• _GOAL OF THE EXERCISE_: Each line below must be set down exactly; omit any image you find.

• _ITEMS_:
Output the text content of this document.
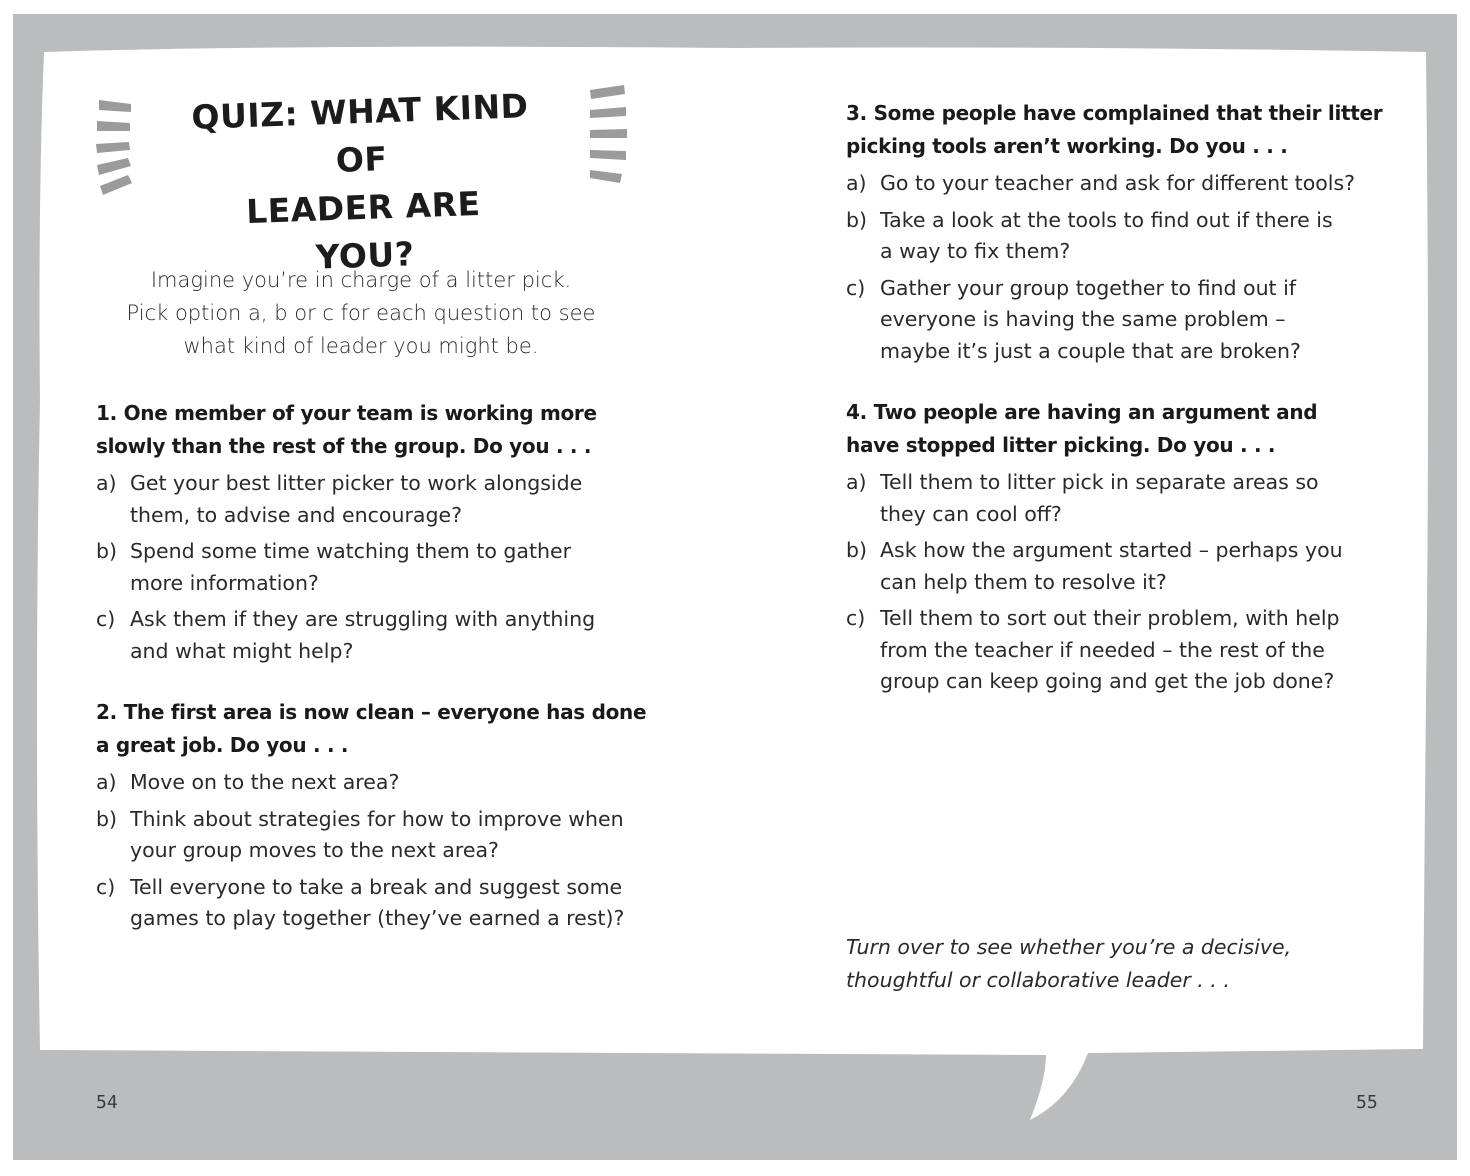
QUIZ: WHAT KIND OF
LEADER ARE YOU?
Imagine you’re in charge of a litter pick.
Pick option a, b or c for each question to see
what kind of leader you might be.
1. One member of your team is working more
slowly than the rest of the group. Do you . . .
a) Get your best litter picker to work alongside
them, to advise and encourage?
b) Spend some time watching them to gather
more information?
c) Ask them if they are struggling with anything
and what might help?
2. The first area is now clean – everyone has done
a great job. Do you . . .
a) Move on to the next area?
b) Think about strategies for how to improve when
your group moves to the next area?
c) Tell everyone to take a break and suggest some
games to play together (they’ve earned a rest)?
3. Some people have complained that their litter
picking tools aren’t working. Do you . . .
a) Go to your teacher and ask for different tools?
b) Take a look at the tools to find out if there is
a way to fix them?
c) Gather your group together to find out if
everyone is having the same problem –
maybe it’s just a couple that are broken?
4. Two people are having an argument and
have stopped litter picking. Do you . . .
a) Tell them to litter pick in separate areas so
they can cool off?
b) Ask how the argument started – perhaps you
can help them to resolve it?
c) Tell them to sort out their problem, with help
from the teacher if needed – the rest of the
group can keep going and get the job done?
Turn over to see whether you’re a decisive,
thoughtful or collaborative leader . . .
54	55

• _COMPLETE OUTPUT_:
Output the text content of this document.
QUIZ: WHAT KIND OF
LEADER ARE YOU?
Imagine you’re in charge of a litter pick.
Pick option a, b or c for each question to see
what kind of leader you might be.
1. One member of your team is working more
slowly than the rest of the group. Do you . . .
a) Get your best litter picker to work alongside
them, to advise and encourage?
b) Spend some time watching them to gather
more information?
c) Ask them if they are struggling with anything
and what might help?
2. The first area is now clean – everyone has done
a great job. Do you . . .
a) Move on to the next area?
b) Think about strategies for how to improve when
your group moves to the next area?
c) Tell everyone to take a break and suggest some
games to play together (they’ve earned a rest)?
3. Some people have complained that their litter
picking tools aren’t working. Do you . . .
a) Go to your teacher and ask for different tools?
b) Take a look at the tools to find out if there is
a way to fix them?
c) Gather your group together to find out if
everyone is having the same problem –
maybe it’s just a couple that are broken?
4. Two people are having an argument and
have stopped litter picking. Do you . . .
a) Tell them to litter pick in separate areas so
they can cool off?
b) Ask how the argument started – perhaps you
can help them to resolve it?
c) Tell them to sort out their problem, with help
from the teacher if needed – the rest of the
group can keep going and get the job done?
Turn over to see whether you’re a decisive,
thoughtful or collaborative leader . . .
54	55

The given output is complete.